**Selection**
In [2]:
#|export
import torch
import struct
import numpy as np
from sympy import divisors
from train import load

In [3]:
seed = 1337
torch.manual_seed(seed)
torch.cuda.manual_seed(seed)

In [4]:
#|export
def serialize_fp32(file, tensor):
    ''' Write one fp32 tensor to file that is open in wb mode '''
    d = tensor.detach().cpu().view(-1).to(torch.float32).numpy()
    b = struct.pack(f'{len(d)}f', *d)
    file.write(b)

def serialize_int8(file, tensor):
    ''' Write one int8 tensor to file that is open in wb mode '''
    d = tensor.detach().cpu().view(-1).numpy().astype(np.int8)
    b = struct.pack(f'{len(d)}b', *d)
    file.write(b)

**Instructions**
A) In the tensor serialization code, translate this sentence into Spanish: "Write one fp32 tensor to file that is open in wb mode"
B) In the entries, reproduce word for word every line from the one containing "Localize each UI" through the one containing "colorbar-divider: [1105, 350, 1136, 351]", leaving out any pictures.
The code above and the entries that follow are separate, unrelated material.

**Material for this exercise**
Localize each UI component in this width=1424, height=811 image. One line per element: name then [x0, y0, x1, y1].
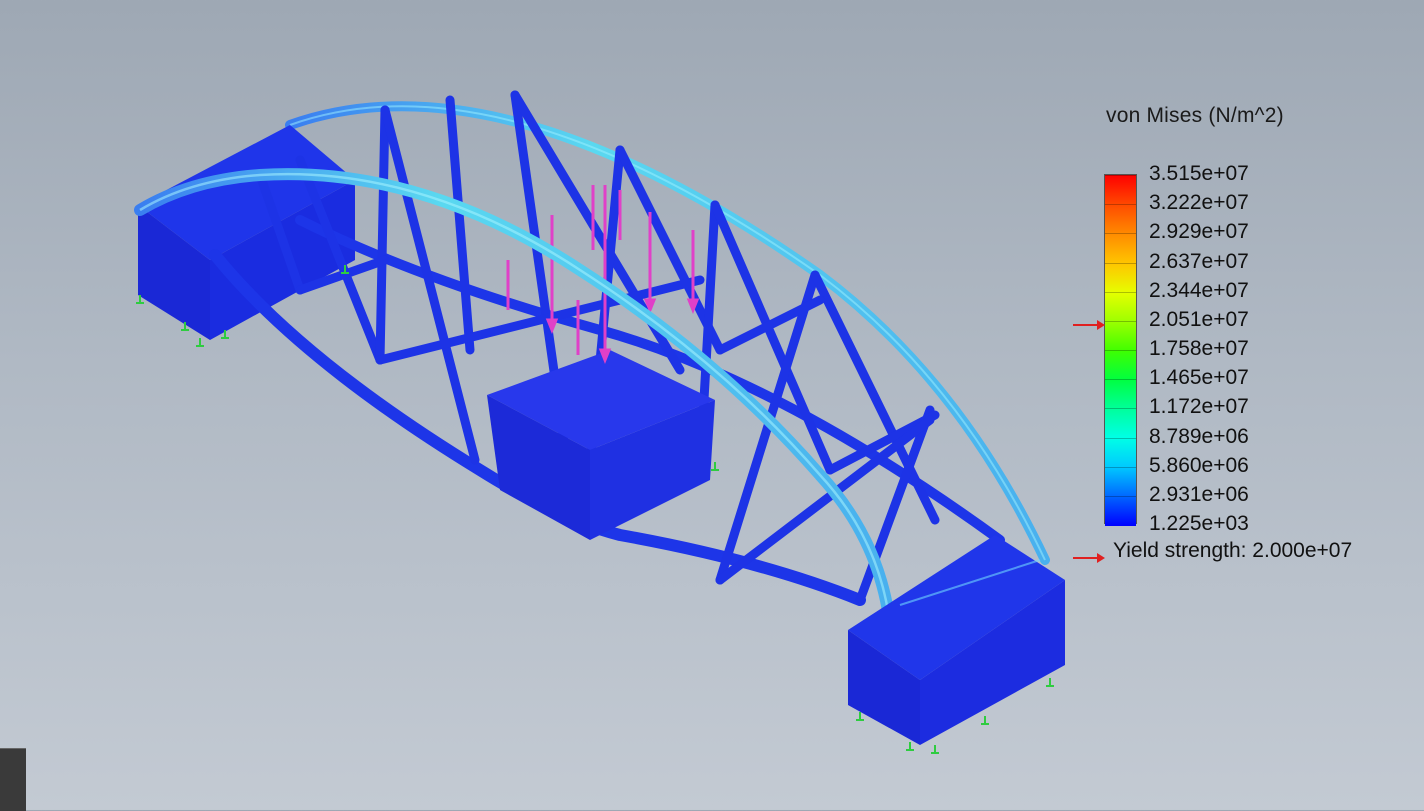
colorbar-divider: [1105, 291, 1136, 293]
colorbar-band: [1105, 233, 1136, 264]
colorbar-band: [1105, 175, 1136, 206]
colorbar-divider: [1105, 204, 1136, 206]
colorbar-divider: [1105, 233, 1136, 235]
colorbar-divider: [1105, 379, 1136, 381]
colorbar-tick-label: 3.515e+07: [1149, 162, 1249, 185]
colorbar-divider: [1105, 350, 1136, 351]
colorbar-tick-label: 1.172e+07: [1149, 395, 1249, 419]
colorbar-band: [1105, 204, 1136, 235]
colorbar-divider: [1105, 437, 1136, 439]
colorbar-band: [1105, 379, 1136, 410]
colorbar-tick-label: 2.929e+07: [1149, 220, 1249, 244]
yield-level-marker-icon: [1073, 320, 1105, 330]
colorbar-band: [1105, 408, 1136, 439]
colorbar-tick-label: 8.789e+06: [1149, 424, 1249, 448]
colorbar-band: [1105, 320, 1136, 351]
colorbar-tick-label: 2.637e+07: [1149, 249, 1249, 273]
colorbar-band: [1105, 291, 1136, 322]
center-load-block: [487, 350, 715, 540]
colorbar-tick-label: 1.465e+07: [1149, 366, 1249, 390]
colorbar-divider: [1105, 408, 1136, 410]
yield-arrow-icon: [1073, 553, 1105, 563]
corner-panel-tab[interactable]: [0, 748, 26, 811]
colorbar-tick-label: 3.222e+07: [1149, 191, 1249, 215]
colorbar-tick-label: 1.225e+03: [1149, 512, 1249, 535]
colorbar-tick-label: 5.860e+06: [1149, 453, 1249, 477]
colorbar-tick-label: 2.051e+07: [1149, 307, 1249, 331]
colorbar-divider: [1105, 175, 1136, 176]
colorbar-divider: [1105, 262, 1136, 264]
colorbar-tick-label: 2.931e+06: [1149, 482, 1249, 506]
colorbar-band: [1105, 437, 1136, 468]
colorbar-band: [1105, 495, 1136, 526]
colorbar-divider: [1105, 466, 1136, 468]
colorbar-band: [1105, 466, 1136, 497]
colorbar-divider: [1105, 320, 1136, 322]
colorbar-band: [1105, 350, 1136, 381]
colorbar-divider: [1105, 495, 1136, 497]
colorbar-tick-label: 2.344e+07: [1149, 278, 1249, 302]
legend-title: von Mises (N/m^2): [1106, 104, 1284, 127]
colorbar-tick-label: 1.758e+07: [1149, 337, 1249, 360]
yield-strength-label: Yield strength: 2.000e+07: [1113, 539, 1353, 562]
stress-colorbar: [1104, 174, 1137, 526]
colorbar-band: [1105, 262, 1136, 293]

---

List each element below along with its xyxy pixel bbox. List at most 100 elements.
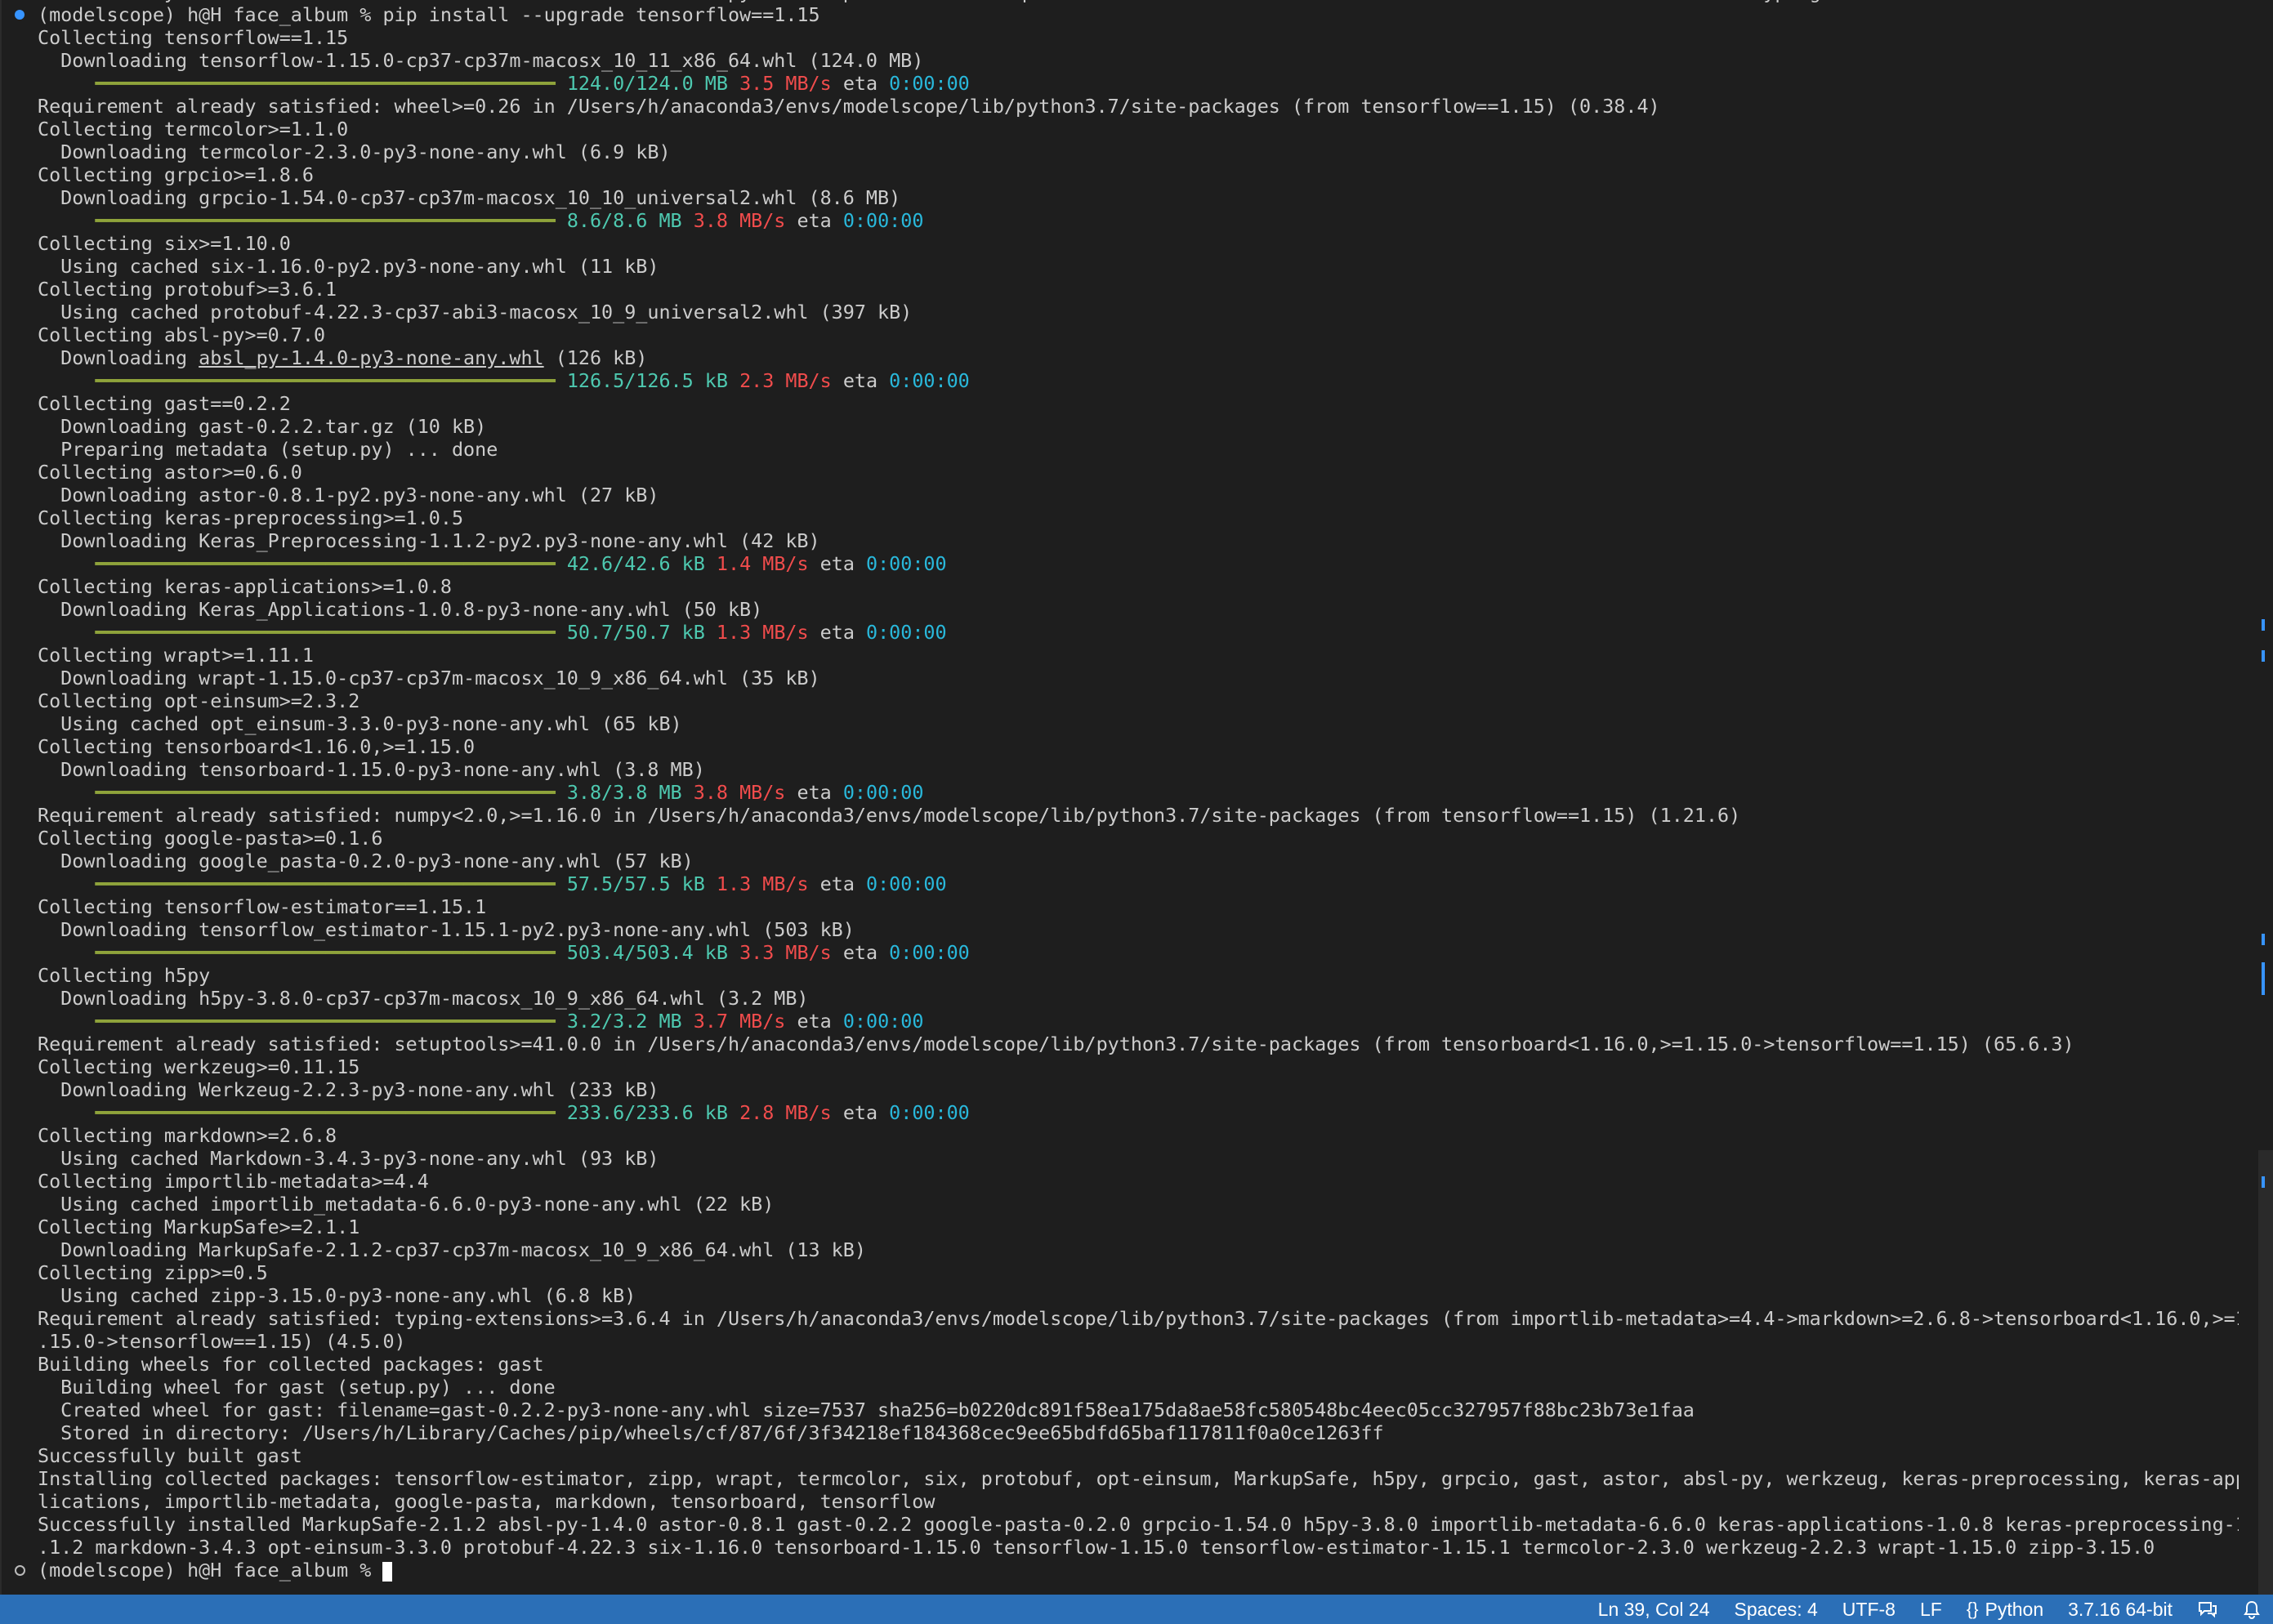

**Answers per task**
A) Escribe un tensor fp32 en un archivo que está abierto en modo wb.

B)
Localize each UI component in this width=1424, height=811 image. One line per element: name then [x0, y0, x1, y1].
colorbar-divider: [1105, 291, 1136, 293]
colorbar-band: [1105, 233, 1136, 264]
colorbar-band: [1105, 175, 1136, 206]
colorbar-divider: [1105, 204, 1136, 206]
colorbar-divider: [1105, 233, 1136, 235]
colorbar-divider: [1105, 379, 1136, 381]
colorbar-tick-label: 3.515e+07: [1149, 162, 1249, 185]
colorbar-divider: [1105, 350, 1136, 351]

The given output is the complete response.